Filter the entries for the word "Technology". Copy each line in which it occurs.

▶ **Dataset rows of page text**
☆ ☆ ☆ ☆ ☆ ☆ ☆
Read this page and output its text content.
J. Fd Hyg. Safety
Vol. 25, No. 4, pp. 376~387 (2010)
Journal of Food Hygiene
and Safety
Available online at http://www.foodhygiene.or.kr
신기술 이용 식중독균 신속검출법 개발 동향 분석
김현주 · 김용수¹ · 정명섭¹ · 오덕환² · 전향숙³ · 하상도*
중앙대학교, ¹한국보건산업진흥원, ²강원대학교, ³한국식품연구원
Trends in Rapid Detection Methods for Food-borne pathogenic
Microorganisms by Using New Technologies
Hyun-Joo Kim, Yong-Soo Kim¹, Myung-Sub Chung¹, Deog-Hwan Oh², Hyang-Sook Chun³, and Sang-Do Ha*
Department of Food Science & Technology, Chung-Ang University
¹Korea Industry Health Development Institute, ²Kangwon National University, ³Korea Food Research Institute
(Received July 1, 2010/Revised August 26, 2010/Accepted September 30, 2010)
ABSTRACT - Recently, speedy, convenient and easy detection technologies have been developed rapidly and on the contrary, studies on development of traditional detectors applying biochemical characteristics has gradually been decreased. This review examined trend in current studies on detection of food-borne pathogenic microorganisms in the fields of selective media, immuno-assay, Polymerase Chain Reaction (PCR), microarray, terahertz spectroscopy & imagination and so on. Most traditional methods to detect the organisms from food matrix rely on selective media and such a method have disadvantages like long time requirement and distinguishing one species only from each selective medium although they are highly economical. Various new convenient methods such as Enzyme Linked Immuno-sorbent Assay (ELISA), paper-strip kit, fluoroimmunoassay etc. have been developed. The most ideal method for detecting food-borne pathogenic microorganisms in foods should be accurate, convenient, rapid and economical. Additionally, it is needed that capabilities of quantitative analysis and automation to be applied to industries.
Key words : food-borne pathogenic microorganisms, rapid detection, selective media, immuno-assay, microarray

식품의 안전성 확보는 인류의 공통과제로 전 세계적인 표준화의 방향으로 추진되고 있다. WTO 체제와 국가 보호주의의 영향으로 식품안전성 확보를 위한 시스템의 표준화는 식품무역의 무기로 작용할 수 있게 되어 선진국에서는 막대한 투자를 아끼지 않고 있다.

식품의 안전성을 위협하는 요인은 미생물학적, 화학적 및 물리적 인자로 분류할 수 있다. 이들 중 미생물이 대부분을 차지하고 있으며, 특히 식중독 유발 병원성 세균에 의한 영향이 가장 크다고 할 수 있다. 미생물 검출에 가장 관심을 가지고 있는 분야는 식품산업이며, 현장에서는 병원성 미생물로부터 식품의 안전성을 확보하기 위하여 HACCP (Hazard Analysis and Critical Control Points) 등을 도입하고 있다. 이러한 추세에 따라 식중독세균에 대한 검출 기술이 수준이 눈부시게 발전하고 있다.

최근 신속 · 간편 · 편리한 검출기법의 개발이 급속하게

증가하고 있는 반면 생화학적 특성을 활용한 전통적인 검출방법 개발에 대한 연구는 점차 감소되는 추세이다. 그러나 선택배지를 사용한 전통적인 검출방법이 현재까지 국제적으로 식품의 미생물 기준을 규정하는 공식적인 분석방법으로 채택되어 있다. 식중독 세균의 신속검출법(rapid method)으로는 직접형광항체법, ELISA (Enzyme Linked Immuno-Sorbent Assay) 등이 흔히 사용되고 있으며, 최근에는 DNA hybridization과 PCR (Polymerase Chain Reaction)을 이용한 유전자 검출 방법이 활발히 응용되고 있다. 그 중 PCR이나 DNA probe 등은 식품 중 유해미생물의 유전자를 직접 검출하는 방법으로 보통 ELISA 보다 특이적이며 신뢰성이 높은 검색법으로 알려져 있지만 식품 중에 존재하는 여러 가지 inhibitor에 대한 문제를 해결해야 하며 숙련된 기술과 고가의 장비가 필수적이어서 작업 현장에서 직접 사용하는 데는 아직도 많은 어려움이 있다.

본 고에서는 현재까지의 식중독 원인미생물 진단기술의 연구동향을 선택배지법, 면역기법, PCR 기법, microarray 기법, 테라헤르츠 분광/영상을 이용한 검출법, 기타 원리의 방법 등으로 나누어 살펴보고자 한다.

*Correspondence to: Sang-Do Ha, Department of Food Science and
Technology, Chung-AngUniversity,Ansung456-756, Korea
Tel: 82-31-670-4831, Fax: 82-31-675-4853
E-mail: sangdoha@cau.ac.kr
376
☆ ☆ ☆ ☆ ☆ ☆ ☆
▶ **EXERCISE RESPONSE**
Department of Food Science & Technology, Chung-Ang University
Technology, Chung-AngUniversity,Ansung456-756, Korea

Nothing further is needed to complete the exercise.